-- Begin Working data --
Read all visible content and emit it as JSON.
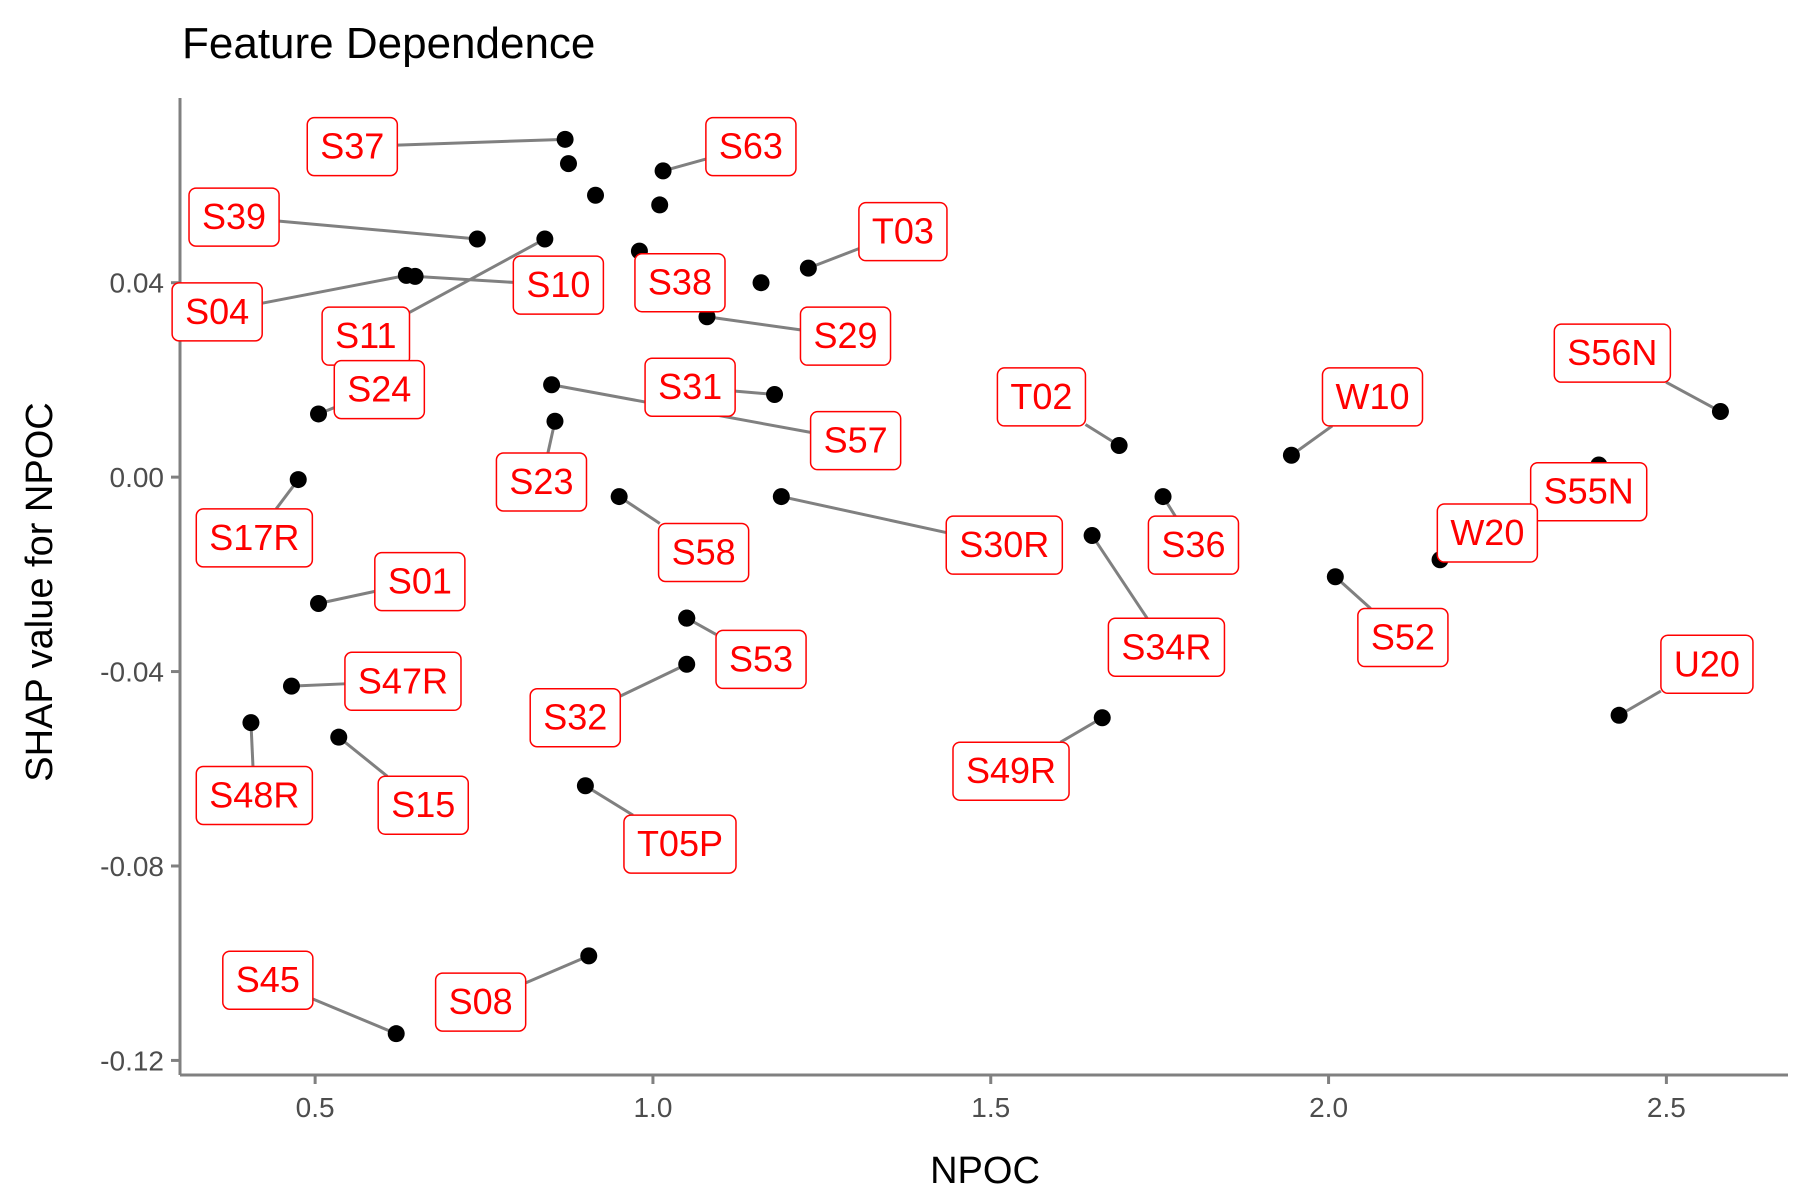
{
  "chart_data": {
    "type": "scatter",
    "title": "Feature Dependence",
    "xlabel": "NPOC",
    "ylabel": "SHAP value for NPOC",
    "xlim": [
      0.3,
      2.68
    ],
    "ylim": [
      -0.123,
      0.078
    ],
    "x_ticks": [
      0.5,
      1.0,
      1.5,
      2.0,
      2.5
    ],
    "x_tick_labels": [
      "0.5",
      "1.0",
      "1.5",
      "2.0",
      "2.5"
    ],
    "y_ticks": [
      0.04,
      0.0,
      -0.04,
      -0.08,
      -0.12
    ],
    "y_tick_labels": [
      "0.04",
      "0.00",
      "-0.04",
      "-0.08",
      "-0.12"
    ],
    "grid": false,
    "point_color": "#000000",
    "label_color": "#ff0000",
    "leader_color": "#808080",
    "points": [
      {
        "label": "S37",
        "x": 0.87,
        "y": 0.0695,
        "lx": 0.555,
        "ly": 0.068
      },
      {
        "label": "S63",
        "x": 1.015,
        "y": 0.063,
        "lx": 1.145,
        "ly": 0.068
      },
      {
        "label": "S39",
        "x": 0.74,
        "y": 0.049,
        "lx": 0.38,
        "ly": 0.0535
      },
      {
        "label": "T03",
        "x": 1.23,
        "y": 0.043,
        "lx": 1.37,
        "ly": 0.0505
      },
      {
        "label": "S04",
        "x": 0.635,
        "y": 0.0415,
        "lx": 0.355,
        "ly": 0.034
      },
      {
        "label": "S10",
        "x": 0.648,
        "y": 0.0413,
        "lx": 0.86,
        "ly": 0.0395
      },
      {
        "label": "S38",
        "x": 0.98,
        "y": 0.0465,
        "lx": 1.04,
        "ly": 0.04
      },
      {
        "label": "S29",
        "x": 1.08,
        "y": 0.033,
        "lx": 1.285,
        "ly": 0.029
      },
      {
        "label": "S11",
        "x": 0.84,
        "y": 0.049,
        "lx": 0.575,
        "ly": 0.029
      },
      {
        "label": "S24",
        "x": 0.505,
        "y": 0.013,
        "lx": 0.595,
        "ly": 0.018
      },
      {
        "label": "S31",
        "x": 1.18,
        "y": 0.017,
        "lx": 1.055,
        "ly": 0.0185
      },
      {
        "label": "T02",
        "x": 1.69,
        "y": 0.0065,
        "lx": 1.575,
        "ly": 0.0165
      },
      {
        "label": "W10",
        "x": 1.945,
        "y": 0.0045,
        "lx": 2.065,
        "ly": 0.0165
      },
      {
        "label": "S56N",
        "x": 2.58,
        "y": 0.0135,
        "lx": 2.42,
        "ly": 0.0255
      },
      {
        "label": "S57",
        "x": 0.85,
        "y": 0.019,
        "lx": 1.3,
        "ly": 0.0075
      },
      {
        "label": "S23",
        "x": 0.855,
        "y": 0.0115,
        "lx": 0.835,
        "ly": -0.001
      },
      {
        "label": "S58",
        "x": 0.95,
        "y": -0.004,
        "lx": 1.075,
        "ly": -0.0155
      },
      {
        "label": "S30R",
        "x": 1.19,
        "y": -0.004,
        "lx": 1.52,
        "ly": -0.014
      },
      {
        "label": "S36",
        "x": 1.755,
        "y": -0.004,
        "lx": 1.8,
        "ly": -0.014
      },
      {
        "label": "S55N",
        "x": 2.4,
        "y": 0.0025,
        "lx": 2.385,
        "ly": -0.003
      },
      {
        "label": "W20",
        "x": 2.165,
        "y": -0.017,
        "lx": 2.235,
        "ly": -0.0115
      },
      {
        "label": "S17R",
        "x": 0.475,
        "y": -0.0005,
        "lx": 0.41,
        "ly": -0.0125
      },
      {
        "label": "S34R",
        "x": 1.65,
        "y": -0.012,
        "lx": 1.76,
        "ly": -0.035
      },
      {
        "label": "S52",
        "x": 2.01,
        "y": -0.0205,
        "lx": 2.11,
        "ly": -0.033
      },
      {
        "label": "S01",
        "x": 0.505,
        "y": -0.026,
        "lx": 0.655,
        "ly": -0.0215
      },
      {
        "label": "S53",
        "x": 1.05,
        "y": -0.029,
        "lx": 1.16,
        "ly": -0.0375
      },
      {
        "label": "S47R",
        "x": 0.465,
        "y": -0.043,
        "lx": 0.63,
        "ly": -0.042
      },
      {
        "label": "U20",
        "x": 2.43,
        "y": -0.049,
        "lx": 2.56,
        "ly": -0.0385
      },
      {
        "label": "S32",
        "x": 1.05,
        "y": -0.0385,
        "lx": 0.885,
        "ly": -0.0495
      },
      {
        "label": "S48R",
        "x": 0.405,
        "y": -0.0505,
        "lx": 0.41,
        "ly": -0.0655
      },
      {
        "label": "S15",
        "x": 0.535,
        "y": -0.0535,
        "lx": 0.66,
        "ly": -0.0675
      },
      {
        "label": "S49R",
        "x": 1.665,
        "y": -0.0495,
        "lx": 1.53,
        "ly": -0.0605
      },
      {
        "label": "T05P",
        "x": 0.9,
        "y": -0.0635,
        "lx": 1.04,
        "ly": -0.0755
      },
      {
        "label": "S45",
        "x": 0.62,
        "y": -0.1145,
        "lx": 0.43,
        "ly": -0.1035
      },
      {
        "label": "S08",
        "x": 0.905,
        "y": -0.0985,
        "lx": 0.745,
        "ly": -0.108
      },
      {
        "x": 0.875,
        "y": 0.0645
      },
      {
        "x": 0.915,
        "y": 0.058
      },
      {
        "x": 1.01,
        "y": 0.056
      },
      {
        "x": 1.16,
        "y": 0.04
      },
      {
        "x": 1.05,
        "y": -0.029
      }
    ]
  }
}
-- End Working data --
-- Begin Working data --
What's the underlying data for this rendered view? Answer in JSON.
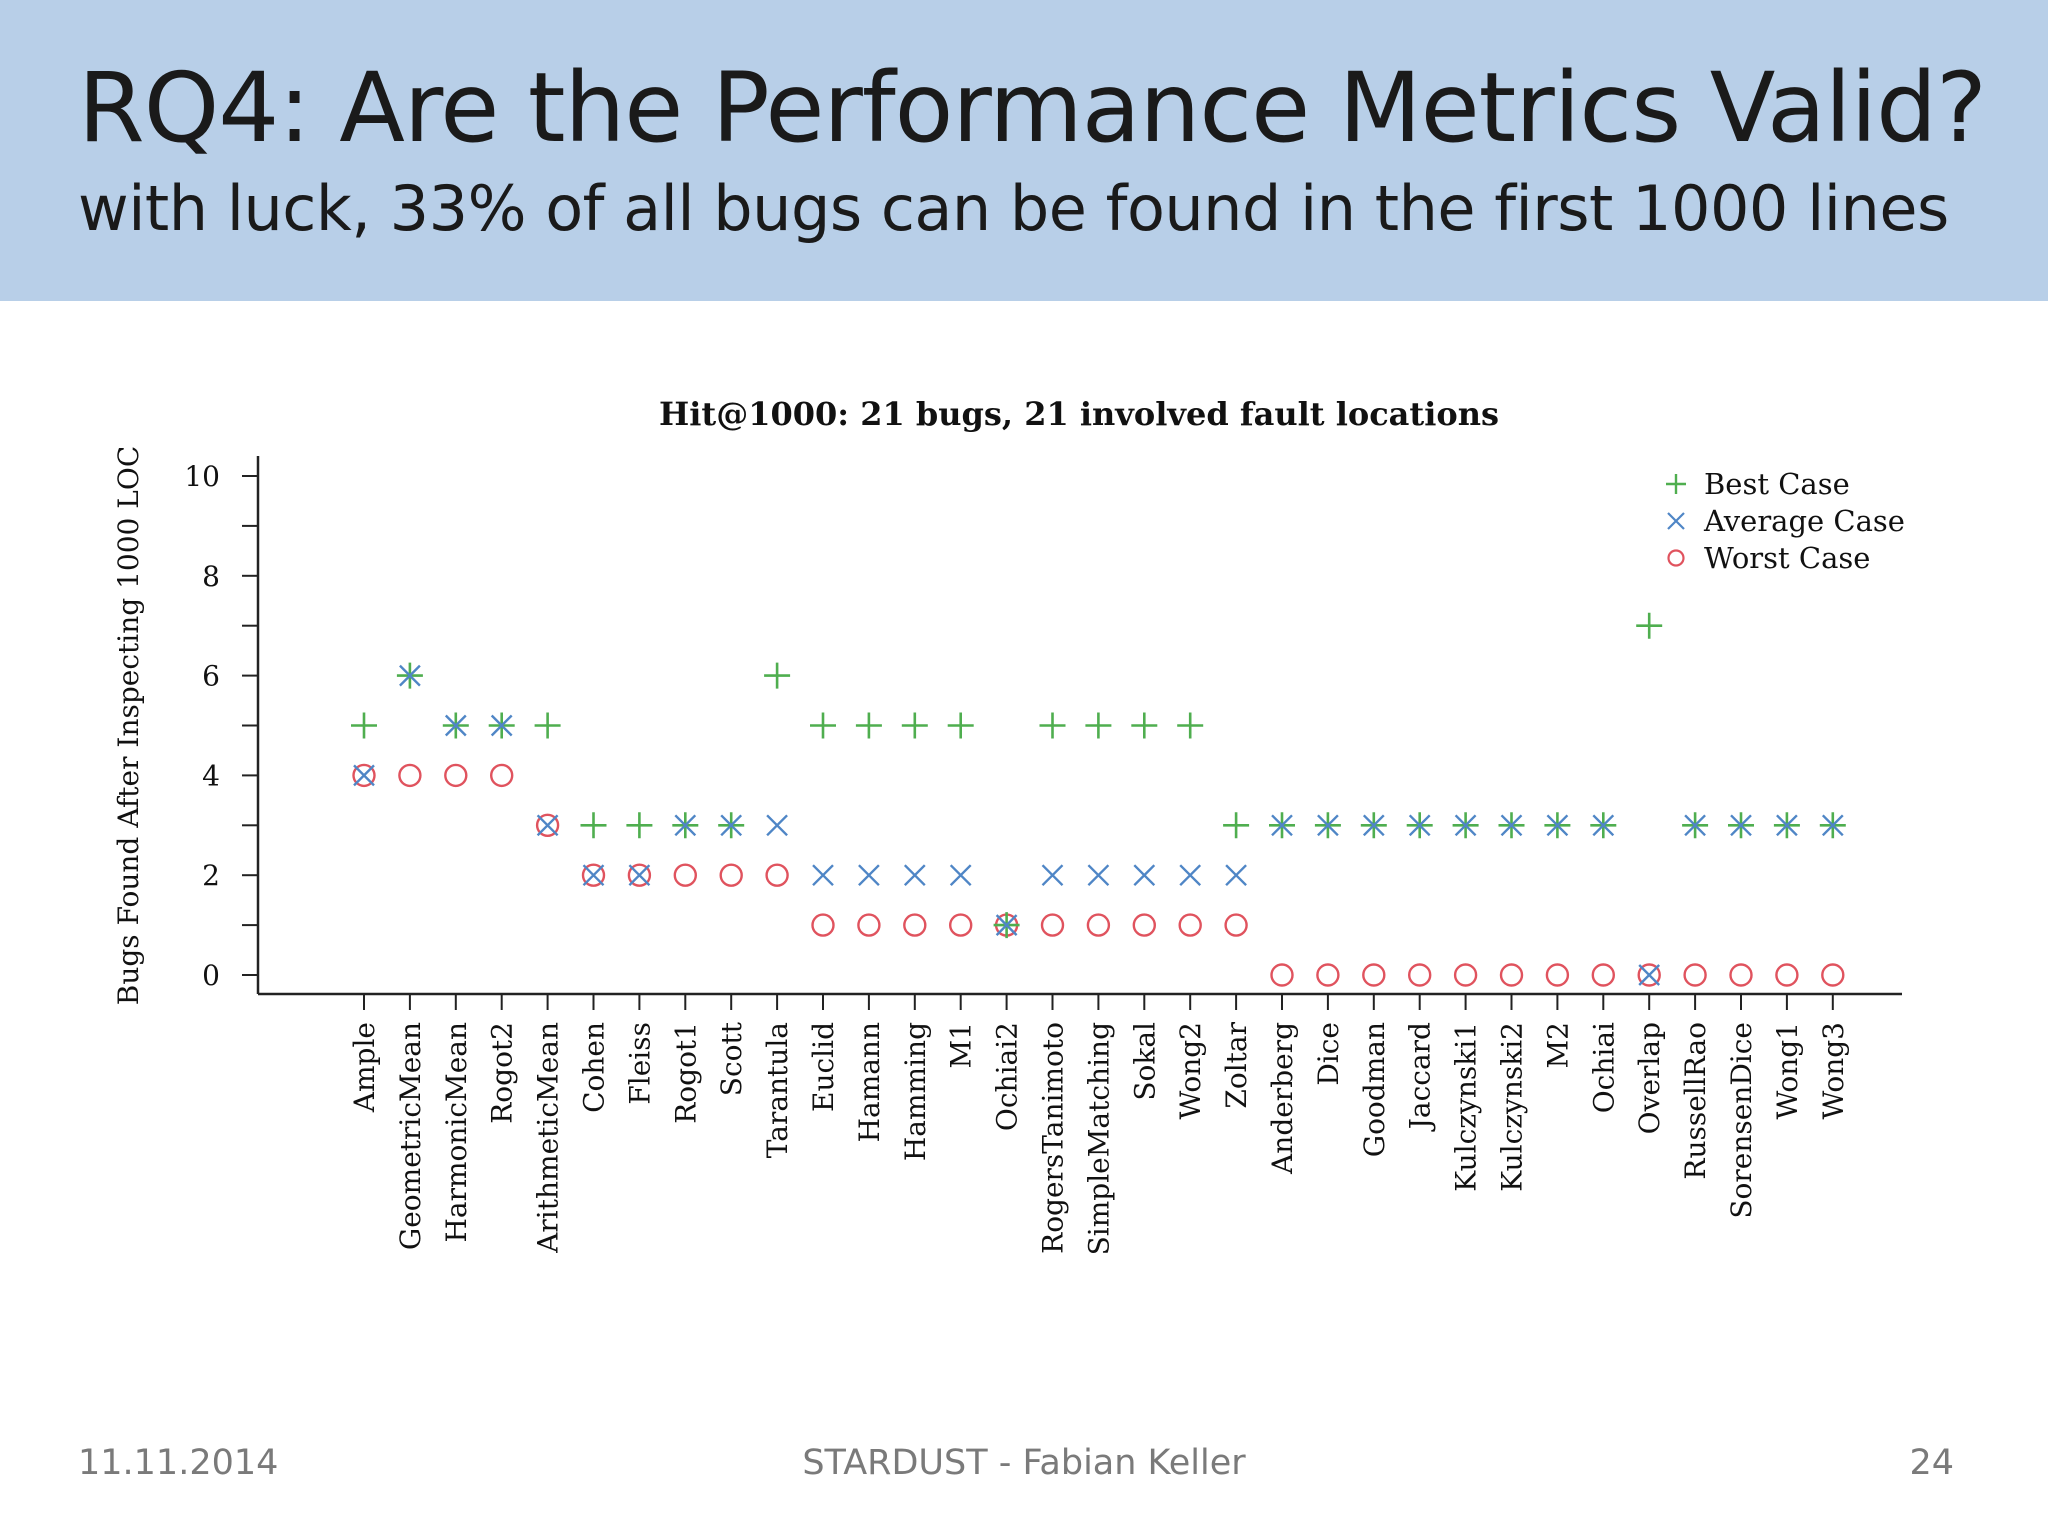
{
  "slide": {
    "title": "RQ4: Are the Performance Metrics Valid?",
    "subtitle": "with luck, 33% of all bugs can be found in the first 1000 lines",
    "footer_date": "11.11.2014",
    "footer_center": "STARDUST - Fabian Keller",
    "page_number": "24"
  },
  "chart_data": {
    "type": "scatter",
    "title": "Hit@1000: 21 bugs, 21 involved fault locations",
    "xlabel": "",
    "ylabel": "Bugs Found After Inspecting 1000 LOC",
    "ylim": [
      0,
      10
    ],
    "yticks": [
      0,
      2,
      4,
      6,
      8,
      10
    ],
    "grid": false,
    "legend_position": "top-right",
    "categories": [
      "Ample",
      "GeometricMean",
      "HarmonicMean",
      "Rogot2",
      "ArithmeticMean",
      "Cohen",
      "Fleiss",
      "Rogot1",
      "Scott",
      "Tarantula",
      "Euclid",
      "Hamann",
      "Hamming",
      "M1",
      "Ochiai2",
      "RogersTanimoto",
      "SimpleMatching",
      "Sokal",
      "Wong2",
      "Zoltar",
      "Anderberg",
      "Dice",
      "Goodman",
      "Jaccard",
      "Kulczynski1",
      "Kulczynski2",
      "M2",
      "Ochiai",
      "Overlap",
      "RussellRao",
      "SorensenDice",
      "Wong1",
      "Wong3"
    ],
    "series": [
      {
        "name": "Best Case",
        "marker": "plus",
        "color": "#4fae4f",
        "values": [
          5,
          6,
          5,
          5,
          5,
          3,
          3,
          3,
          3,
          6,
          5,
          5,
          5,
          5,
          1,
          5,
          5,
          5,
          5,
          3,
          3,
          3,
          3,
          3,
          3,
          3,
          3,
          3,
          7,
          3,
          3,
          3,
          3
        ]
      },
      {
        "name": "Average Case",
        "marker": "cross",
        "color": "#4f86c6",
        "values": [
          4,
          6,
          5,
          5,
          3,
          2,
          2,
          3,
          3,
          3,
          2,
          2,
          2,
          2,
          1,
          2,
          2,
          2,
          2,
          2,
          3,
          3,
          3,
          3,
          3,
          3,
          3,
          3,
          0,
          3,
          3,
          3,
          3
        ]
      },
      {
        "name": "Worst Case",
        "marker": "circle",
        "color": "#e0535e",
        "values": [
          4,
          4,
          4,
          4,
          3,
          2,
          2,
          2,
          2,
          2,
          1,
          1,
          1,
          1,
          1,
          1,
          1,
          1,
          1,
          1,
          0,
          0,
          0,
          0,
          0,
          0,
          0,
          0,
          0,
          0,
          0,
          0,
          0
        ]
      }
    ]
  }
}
-- End Working data --
[Given exercise] Work through the records above line by line and count those that hold the string "NPOC". Give only the result.

[Solution] 2